**GIVEN REQUEST:** Repeat the listing in full, word for word.

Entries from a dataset

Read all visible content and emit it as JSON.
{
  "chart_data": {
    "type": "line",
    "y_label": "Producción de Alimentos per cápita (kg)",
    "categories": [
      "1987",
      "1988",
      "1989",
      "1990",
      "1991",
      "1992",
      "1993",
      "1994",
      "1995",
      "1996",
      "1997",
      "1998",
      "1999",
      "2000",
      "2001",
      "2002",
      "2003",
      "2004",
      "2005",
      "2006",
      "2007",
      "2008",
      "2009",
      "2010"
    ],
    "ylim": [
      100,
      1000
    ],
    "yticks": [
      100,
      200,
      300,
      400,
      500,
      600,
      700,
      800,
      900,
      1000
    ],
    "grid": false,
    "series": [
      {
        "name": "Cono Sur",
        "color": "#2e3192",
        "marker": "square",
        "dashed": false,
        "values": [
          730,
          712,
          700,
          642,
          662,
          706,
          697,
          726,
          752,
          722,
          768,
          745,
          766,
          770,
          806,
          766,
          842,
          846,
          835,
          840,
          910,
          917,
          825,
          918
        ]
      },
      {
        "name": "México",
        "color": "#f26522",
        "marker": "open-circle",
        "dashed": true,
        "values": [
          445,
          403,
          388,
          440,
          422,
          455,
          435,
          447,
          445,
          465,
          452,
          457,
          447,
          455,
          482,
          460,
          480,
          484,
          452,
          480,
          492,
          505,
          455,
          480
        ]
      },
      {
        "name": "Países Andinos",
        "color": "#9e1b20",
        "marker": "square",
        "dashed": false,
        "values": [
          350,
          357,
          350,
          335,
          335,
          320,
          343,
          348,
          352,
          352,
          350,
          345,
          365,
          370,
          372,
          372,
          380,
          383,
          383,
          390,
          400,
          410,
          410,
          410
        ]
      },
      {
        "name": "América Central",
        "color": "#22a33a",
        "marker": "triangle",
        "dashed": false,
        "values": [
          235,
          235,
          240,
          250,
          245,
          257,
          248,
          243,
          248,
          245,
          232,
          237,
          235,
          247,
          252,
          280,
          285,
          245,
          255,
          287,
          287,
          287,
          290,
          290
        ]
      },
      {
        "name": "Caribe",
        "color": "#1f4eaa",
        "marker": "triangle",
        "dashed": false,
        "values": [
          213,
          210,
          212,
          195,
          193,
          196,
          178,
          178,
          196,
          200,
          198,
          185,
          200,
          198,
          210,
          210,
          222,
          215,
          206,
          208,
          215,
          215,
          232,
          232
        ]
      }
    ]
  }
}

**FINAL RESULT:**
Read all visible content and emit it as JSON.
{
  "chart_data": {
    "type": "line",
    "y_label": "Producción de Alimentos per cápita (kg)",
    "categories": [
      "1987",
      "1988",
      "1989",
      "1990",
      "1991",
      "1992",
      "1993",
      "1994",
      "1995",
      "1996",
      "1997",
      "1998",
      "1999",
      "2000",
      "2001",
      "2002",
      "2003",
      "2004",
      "2005",
      "2006",
      "2007",
      "2008",
      "2009",
      "2010"
    ],
    "ylim": [
      100,
      1000
    ],
    "yticks": [
      100,
      200,
      300,
      400,
      500,
      600,
      700,
      800,
      900,
      1000
    ],
    "grid": false,
    "series": [
      {
        "name": "Cono Sur",
        "color": "#2e3192",
        "marker": "square",
        "dashed": false,
        "values": [
          730,
          712,
          700,
          642,
          662,
          706,
          697,
          726,
          752,
          722,
          768,
          745,
          766,
          770,
          806,
          766,
          842,
          846,
          835,
          840,
          910,
          917,
          825,
          918
        ]
      },
      {
        "name": "México",
        "color": "#f26522",
        "marker": "open-circle",
        "dashed": true,
        "values": [
          445,
          403,
          388,
          440,
          422,
          455,
          435,
          447,
          445,
          465,
          452,
          457,
          447,
          455,
          482,
          460,
          480,
          484,
          452,
          480,
          492,
          505,
          455,
          480
        ]
      },
      {
        "name": "Países Andinos",
        "color": "#9e1b20",
        "marker": "square",
        "dashed": false,
        "values": [
          350,
          357,
          350,
          335,
          335,
          320,
          343,
          348,
          352,
          352,
          350,
          345,
          365,
          370,
          372,
          372,
          380,
          383,
          383,
          390,
          400,
          410,
          410,
          410
        ]
      },
      {
        "name": "América Central",
        "color": "#22a33a",
        "marker": "triangle",
        "dashed": false,
        "values": [
          235,
          235,
          240,
          250,
          245,
          257,
          248,
          243,
          248,
          245,
          232,
          237,
          235,
          247,
          252,
          280,
          285,
          245,
          255,
          287,
          287,
          287,
          290,
          290
        ]
      },
      {
        "name": "Caribe",
        "color": "#1f4eaa",
        "marker": "triangle",
        "dashed": false,
        "values": [
          213,
          210,
          212,
          195,
          193,
          196,
          178,
          178,
          196,
          200,
          198,
          185,
          200,
          198,
          210,
          210,
          222,
          215,
          206,
          208,
          215,
          215,
          232,
          232
        ]
      }
    ]
  }
}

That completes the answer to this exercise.